_Given instruction:_ Can you find the lines of the listing that include "cookies" and copy every one?

##### Provided entries #####

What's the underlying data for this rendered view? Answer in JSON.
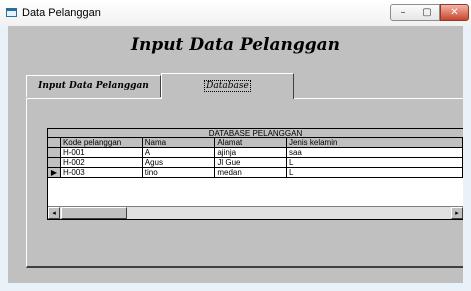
{
  "window": {
    "title": "Data Pelanggan",
    "minimize": "–",
    "maximize": "▢",
    "close": "✕"
  },
  "form": {
    "heading": "Input Data Pelanggan"
  },
  "tabs": [
    {
      "label": "Input Data Pelanggan",
      "selected": false
    },
    {
      "label": "Database",
      "selected": true
    }
  ],
  "grid": {
    "caption": "DATABASE PELANGGAN",
    "columns": [
      "Kode pelanggan",
      "Nama",
      "Alamat",
      "Jenis kelamin"
    ],
    "rows": [
      [
        "H-001",
        "A",
        "ajinja",
        "saa"
      ],
      [
        "H-002",
        "Agus",
        "Jl Gue",
        "L"
      ],
      [
        "H-003",
        "tino",
        "medan",
        "L"
      ]
    ],
    "current_row_marker": "▶",
    "scroll_left": "◂",
    "scroll_right": "▸"
  }
}
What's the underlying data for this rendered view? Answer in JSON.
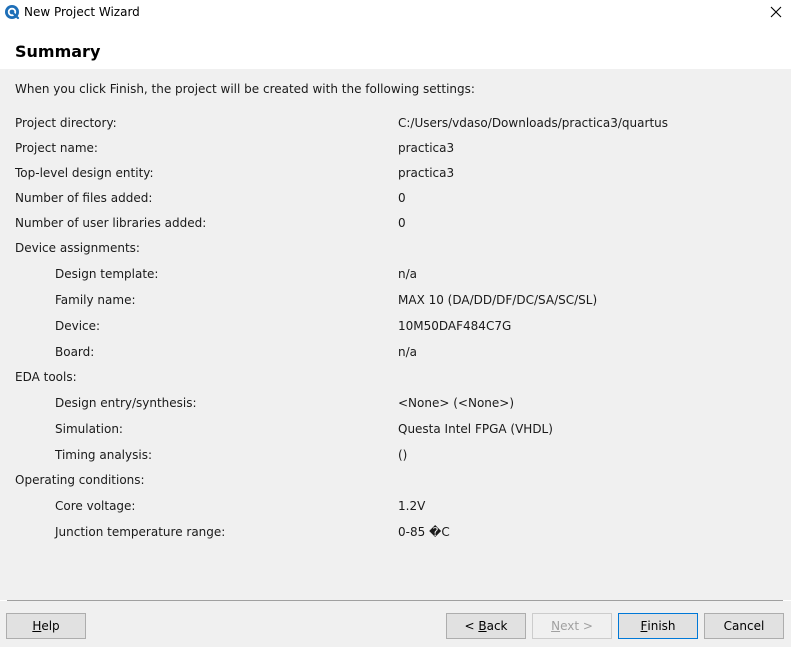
{
  "window": {
    "title": "New Project Wizard"
  },
  "header": {
    "title": "Summary"
  },
  "intro": "When you click Finish, the project will be created with the following settings:",
  "settings": [
    {
      "label": "Project directory:",
      "value": "C:/Users/vdaso/Downloads/practica3/quartus",
      "indent": false
    },
    {
      "label": "Project name:",
      "value": "practica3",
      "indent": false
    },
    {
      "label": "Top-level design entity:",
      "value": "practica3",
      "indent": false
    },
    {
      "label": "Number of files added:",
      "value": "0",
      "indent": false
    },
    {
      "label": "Number of user libraries added:",
      "value": "0",
      "indent": false
    },
    {
      "label": "Device assignments:",
      "value": "",
      "indent": false
    },
    {
      "label": "Design template:",
      "value": "n/a",
      "indent": true
    },
    {
      "label": "Family name:",
      "value": "MAX 10 (DA/DD/DF/DC/SA/SC/SL)",
      "indent": true
    },
    {
      "label": "Device:",
      "value": "10M50DAF484C7G",
      "indent": true
    },
    {
      "label": "Board:",
      "value": "n/a",
      "indent": true
    },
    {
      "label": "EDA tools:",
      "value": "",
      "indent": false
    },
    {
      "label": "Design entry/synthesis:",
      "value": "<None> (<None>)",
      "indent": true
    },
    {
      "label": "Simulation:",
      "value": "Questa Intel FPGA (VHDL)",
      "indent": true
    },
    {
      "label": "Timing analysis:",
      "value": " ()",
      "indent": true
    },
    {
      "label": "Operating conditions:",
      "value": "",
      "indent": false
    },
    {
      "label": "Core voltage:",
      "value": "1.2V",
      "indent": true
    },
    {
      "label": "Junction temperature range:",
      "value": "0-85 �C",
      "indent": true
    }
  ],
  "buttons": {
    "help": {
      "pre": "",
      "accel": "H",
      "post": "elp"
    },
    "back": {
      "pre": "< ",
      "accel": "B",
      "post": "ack"
    },
    "next": {
      "pre": "",
      "accel": "N",
      "post": "ext >"
    },
    "finish": {
      "pre": "",
      "accel": "F",
      "post": "inish"
    },
    "cancel": {
      "pre": "Cancel",
      "accel": "",
      "post": ""
    }
  },
  "colors": {
    "content_bg": "#f0f0f0",
    "accent": "#0078d7"
  }
}
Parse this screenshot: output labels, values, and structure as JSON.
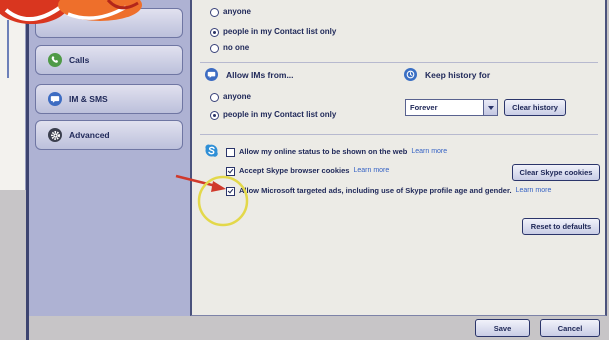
{
  "colors": {
    "window_frame": "#3d4470",
    "sidebar_bg": "#aeb2d3",
    "main_bg": "#ecebe6",
    "footer_bg": "#c7c5c7",
    "text": "#212a5a",
    "link": "#3562c4",
    "button_border": "#2b356a",
    "annotation_arrow": "#d0392b",
    "annotation_circle": "#e3d84a",
    "logo_red": "#d9361f",
    "logo_orange": "#ee6f2b"
  },
  "sidebar": {
    "items": [
      {
        "label": "Calls",
        "icon": "phone-icon",
        "icon_color": "#4f9a47"
      },
      {
        "label": "IM & SMS",
        "icon": "chat-icon",
        "icon_color": "#3d6cc2"
      },
      {
        "label": "Advanced",
        "icon": "gear-icon",
        "icon_color": "#3b3f4e"
      }
    ]
  },
  "privacy": {
    "contact_group": {
      "options": [
        {
          "label": "anyone",
          "selected": false
        },
        {
          "label": "people in my Contact list only",
          "selected": true
        },
        {
          "label": "no one",
          "selected": false
        }
      ]
    },
    "im_group": {
      "heading": "Allow IMs from...",
      "icon": "chat-icon",
      "icon_color": "#3d6cc2",
      "options": [
        {
          "label": "anyone",
          "selected": false
        },
        {
          "label": "people in my Contact list only",
          "selected": true
        }
      ]
    },
    "history": {
      "heading": "Keep history for",
      "icon": "history-icon",
      "icon_color": "#3a6fc4",
      "selected_value": "Forever",
      "clear_button": "Clear history"
    },
    "web": {
      "icon": "skype-icon",
      "checkboxes": [
        {
          "label": "Allow my online status to be shown on the web",
          "link": "Learn more",
          "checked": false
        },
        {
          "label": "Accept Skype browser cookies",
          "link": "Learn more",
          "checked": true
        },
        {
          "label": "Allow Microsoft targeted ads, including use of Skype profile age and gender.",
          "link": "Learn more",
          "checked": true
        }
      ],
      "clear_cookies_button": "Clear Skype cookies"
    },
    "reset_button": "Reset to defaults"
  },
  "footer": {
    "save_button": "Save",
    "cancel_button": "Cancel"
  }
}
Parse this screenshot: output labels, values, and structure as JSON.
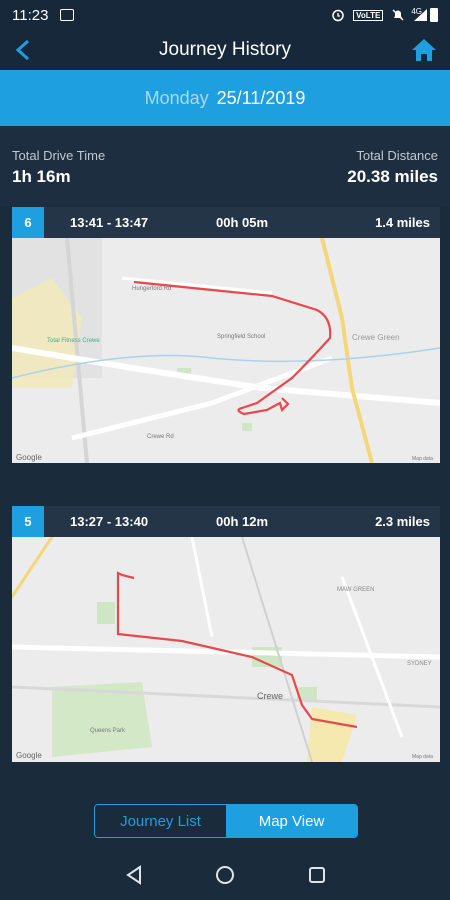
{
  "status_bar": {
    "time": "11:23",
    "network_badge": "VoLTE",
    "signal": "4G"
  },
  "header": {
    "title": "Journey History",
    "back_icon": "back-arrow-icon",
    "home_icon": "home-icon"
  },
  "date_bar": {
    "day": "Monday",
    "date": "25/11/2019"
  },
  "totals": {
    "drive_time_label": "Total Drive Time",
    "drive_time_value": "1h 16m",
    "distance_label": "Total Distance",
    "distance_value": "20.38 miles"
  },
  "journeys": [
    {
      "number": "6",
      "time_range": "13:41 - 13:47",
      "duration": "00h 05m",
      "distance": "1.4 miles",
      "map_labels": [
        "Hungerford Rd",
        "Springfield School",
        "Crewe Green",
        "Total Fitness Crewe",
        "Crewe Rd",
        "Google",
        "Map data"
      ]
    },
    {
      "number": "5",
      "time_range": "13:27 - 13:40",
      "duration": "00h 12m",
      "distance": "2.3 miles",
      "map_labels": [
        "MAW GREEN",
        "Crewe",
        "Queens Park",
        "SYDNEY",
        "Google",
        "Map data"
      ]
    }
  ],
  "view_toggle": {
    "list_label": "Journey List",
    "map_label": "Map View",
    "selected": "Map View"
  },
  "colors": {
    "background": "#1a2b3c",
    "accent": "#1d9fe0",
    "route": "#e8474c"
  }
}
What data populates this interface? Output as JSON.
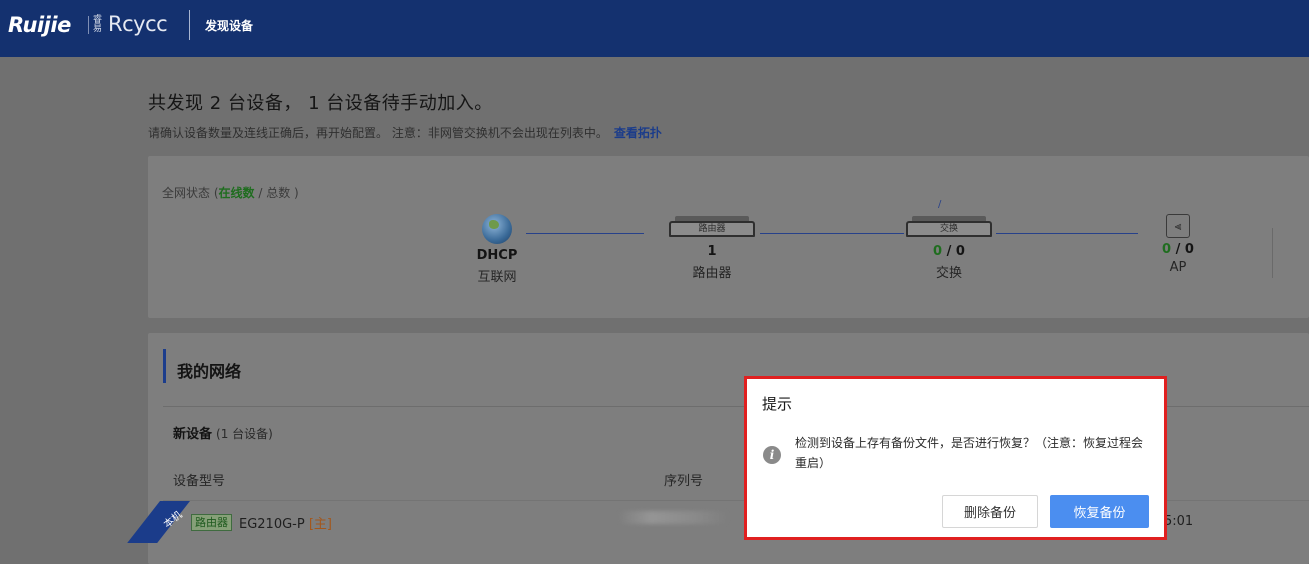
{
  "header": {
    "logo": "Ruijie",
    "logo_mark": "睿易",
    "brand2": "Rcycc",
    "page_name": "发现设备"
  },
  "summary": {
    "title": "共发现 2 台设备， 1 台设备待手动加入。",
    "note": "请确认设备数量及连线正确后，再开始配置。 注意：非网管交换机不会出现在列表中。",
    "topology_link": "查看拓扑"
  },
  "status": {
    "label_prefix": "全网状态 (",
    "label_online": "在线数",
    "label_suffix": "/ 总数 )",
    "internet": {
      "value": "DHCP",
      "label": "互联网"
    },
    "router": {
      "icon_text": "路由器",
      "value": "1",
      "label": "路由器"
    },
    "switch": {
      "icon_text": "交换",
      "online": "0",
      "total": "/ 0",
      "label": "交换"
    },
    "ap": {
      "online": "0",
      "total": "/ 0",
      "label": "AP"
    },
    "slash": "/"
  },
  "network": {
    "title": "我的网络",
    "new_devices_label": "新设备",
    "new_devices_count": "(1 台设备)",
    "columns": {
      "model": "设备型号",
      "serial": "序列号"
    },
    "row": {
      "ribbon": "本机",
      "type_tag": "路由器",
      "model": "EG210G-P",
      "role": "[主]",
      "time_fragment": "5:01"
    }
  },
  "dialog": {
    "title": "提示",
    "message": "检测到设备上存有备份文件，是否进行恢复？（注意：恢复过程会重启）",
    "delete_button": "删除备份",
    "restore_button": "恢复备份",
    "accent": "#4b8ef0",
    "highlight": "#e02020"
  }
}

#####

_Finished answer:_
          "label": "Accept Skype browser cookies",
      "clear_cookies_button": "Clear Skype cookies"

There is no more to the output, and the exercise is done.